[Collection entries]
/---

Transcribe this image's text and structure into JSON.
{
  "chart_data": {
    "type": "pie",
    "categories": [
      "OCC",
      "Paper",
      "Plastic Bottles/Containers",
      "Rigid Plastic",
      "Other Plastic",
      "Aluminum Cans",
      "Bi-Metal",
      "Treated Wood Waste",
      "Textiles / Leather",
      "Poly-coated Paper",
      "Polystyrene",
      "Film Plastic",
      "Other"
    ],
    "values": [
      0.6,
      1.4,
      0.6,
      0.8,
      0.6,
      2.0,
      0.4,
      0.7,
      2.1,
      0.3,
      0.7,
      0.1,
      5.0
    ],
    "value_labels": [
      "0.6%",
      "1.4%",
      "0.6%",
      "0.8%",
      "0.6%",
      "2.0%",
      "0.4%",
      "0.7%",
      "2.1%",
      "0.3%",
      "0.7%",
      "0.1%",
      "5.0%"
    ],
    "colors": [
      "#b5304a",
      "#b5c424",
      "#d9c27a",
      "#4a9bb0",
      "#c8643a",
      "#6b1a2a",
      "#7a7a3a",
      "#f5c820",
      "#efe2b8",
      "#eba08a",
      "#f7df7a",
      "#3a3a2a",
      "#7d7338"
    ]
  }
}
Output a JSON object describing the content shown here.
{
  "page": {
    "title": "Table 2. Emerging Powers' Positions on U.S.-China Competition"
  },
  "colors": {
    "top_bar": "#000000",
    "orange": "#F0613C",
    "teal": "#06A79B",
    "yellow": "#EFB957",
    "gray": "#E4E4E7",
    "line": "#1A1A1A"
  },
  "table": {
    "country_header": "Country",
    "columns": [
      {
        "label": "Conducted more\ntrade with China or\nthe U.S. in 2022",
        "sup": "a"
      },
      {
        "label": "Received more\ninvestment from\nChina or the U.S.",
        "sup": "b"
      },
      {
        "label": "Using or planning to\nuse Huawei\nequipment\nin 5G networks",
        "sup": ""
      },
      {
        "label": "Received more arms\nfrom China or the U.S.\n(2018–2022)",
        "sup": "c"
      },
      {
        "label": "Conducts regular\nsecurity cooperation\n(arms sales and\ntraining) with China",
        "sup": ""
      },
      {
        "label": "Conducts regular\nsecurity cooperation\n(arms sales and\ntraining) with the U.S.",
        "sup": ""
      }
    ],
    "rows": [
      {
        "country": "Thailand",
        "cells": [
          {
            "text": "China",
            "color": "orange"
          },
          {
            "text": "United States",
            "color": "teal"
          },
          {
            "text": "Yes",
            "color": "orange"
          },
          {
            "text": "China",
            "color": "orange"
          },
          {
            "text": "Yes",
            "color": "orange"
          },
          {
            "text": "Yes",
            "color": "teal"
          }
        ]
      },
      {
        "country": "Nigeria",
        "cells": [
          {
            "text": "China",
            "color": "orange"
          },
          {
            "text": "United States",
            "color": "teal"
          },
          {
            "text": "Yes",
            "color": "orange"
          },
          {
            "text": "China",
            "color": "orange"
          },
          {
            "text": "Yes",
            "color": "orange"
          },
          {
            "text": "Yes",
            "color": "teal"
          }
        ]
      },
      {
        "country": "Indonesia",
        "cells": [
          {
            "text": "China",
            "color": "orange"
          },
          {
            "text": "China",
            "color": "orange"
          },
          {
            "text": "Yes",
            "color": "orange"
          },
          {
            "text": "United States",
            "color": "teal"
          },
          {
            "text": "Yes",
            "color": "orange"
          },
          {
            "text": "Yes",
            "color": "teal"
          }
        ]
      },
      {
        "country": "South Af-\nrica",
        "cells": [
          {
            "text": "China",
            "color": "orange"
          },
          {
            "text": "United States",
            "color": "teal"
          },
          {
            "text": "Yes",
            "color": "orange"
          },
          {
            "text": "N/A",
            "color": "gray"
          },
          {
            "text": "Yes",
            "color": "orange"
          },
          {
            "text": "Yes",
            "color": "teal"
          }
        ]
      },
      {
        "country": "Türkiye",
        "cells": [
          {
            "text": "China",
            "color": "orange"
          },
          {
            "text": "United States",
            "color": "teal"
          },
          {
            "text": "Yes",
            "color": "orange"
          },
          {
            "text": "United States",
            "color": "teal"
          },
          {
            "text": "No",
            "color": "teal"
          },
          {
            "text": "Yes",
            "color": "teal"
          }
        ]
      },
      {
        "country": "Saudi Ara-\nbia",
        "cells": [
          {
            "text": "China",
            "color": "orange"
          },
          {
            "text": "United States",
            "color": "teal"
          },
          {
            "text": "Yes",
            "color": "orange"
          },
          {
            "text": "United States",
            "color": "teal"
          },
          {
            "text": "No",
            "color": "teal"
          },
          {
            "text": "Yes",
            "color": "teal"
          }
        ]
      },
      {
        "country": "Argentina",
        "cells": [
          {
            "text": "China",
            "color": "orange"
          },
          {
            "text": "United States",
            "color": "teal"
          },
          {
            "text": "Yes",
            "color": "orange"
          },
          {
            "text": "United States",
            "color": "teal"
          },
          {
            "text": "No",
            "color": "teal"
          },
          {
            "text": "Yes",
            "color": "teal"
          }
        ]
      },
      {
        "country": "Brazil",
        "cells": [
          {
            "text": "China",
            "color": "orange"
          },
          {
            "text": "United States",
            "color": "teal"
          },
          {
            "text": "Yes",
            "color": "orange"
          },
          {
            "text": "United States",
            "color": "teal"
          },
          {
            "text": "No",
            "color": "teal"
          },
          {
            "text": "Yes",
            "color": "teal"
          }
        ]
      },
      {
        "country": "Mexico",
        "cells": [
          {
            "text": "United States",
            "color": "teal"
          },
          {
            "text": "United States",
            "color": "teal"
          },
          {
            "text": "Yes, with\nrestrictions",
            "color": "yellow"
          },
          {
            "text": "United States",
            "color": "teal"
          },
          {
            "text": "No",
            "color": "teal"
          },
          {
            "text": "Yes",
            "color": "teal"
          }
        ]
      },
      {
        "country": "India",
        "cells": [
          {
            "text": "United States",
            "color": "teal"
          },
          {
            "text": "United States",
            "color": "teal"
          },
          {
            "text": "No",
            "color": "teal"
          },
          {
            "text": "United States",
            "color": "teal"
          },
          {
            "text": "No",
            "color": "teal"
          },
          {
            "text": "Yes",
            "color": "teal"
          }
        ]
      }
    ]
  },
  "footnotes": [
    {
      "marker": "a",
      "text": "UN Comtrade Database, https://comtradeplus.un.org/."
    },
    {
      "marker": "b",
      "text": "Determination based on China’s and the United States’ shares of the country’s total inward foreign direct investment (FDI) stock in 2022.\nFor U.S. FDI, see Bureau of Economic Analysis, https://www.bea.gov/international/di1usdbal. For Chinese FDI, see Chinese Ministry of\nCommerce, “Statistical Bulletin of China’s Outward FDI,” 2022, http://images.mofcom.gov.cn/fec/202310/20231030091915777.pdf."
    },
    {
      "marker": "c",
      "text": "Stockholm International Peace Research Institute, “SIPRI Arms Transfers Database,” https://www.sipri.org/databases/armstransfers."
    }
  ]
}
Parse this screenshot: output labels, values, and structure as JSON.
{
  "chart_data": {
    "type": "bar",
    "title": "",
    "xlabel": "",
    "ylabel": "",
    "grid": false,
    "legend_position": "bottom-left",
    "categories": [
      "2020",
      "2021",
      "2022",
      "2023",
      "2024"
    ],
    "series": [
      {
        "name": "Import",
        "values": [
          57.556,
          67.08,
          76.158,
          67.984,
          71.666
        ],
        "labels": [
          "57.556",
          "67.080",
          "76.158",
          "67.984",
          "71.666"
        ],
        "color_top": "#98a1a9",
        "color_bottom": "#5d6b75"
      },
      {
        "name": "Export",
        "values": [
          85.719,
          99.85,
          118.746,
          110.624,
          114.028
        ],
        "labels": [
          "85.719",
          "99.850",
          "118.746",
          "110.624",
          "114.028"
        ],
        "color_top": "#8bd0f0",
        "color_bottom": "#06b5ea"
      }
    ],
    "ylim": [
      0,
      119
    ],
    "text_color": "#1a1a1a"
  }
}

\---

(Exercise details): List each line of the entries that holds the string "ntraining".

(Output of the exercise):
        "label": "Conducts regular\nsecurity cooperation\n(arms sales and\ntraining) with China",
        "label": "Conducts regular\nsecurity cooperation\n(arms sales and\ntraining) with the U.S.",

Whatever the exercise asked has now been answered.